▶ _Task brief_:
Look through the lines below and extract any with the word "Preprocessing".

▶ _Available data_:
+ + + + + + +
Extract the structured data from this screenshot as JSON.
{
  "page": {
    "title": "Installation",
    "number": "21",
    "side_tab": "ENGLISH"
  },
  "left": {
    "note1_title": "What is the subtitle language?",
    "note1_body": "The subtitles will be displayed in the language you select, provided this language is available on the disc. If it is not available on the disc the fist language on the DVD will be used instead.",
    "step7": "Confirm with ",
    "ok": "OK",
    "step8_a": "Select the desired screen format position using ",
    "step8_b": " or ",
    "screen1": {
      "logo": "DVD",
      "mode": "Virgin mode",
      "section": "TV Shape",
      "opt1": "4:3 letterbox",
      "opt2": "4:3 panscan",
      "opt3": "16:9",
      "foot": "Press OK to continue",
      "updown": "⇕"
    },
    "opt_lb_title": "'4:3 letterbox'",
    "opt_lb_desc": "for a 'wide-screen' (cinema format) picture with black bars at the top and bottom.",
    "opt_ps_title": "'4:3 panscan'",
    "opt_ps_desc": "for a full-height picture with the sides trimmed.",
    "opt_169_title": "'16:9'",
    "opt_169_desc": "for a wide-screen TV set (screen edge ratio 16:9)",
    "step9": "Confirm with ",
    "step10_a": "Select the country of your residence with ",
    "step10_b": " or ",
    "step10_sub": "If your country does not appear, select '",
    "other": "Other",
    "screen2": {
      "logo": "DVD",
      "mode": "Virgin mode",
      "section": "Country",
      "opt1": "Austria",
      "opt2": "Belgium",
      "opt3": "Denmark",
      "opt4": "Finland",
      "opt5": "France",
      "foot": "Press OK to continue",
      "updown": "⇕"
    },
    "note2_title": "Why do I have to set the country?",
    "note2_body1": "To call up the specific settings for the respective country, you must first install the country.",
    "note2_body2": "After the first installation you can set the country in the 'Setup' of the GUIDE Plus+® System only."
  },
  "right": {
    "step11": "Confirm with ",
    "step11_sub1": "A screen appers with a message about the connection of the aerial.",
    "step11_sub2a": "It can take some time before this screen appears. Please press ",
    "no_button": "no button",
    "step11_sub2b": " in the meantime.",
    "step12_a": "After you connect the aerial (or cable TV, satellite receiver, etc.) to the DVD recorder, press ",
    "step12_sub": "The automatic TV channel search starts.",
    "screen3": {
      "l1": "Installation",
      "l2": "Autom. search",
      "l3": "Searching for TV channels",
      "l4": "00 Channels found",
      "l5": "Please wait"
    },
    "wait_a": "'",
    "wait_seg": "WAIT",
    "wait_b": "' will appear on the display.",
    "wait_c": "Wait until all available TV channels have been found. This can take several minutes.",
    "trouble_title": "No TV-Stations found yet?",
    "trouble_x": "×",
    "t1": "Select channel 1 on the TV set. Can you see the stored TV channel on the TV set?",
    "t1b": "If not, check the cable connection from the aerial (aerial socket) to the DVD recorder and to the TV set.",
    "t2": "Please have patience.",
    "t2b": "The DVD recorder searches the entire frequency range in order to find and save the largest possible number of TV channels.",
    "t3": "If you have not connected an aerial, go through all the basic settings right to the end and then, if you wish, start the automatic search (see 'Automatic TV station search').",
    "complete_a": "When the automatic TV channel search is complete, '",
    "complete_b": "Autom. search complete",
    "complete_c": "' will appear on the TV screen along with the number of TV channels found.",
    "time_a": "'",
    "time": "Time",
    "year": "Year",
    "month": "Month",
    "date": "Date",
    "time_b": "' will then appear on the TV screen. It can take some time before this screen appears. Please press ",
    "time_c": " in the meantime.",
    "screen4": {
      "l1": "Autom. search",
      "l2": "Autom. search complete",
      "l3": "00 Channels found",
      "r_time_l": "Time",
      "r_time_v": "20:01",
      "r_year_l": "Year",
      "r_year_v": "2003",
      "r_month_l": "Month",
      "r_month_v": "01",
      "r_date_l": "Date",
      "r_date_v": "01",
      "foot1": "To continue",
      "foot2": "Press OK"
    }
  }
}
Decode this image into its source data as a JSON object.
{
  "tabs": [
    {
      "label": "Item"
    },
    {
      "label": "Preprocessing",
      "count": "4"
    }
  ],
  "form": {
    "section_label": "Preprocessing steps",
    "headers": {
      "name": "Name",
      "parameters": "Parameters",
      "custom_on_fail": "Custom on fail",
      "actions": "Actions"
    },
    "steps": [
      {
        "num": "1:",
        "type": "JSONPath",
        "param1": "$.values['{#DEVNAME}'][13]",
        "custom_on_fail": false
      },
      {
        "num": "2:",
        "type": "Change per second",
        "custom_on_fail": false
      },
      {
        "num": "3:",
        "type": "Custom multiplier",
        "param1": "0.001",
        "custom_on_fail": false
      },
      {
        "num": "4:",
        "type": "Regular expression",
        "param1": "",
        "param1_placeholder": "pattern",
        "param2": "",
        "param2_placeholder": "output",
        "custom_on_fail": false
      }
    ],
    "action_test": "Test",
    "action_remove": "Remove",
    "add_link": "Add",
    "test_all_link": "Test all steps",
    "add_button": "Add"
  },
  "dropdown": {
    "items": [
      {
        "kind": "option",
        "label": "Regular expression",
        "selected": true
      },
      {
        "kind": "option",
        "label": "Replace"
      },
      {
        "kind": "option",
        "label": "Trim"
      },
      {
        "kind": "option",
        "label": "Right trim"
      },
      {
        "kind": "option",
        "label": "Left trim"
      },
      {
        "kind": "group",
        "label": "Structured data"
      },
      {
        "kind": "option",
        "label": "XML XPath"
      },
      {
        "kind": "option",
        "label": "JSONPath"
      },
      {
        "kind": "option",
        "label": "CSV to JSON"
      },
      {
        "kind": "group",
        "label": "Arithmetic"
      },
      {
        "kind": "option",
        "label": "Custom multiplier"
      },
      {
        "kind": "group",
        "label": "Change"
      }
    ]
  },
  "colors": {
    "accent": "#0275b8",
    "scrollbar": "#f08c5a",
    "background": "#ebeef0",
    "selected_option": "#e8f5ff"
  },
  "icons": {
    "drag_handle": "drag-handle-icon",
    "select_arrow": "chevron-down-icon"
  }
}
+ + + + + + +
▶ _Solution below_:
      "label": "Preprocessing",
    "section_label": "Preprocessing steps",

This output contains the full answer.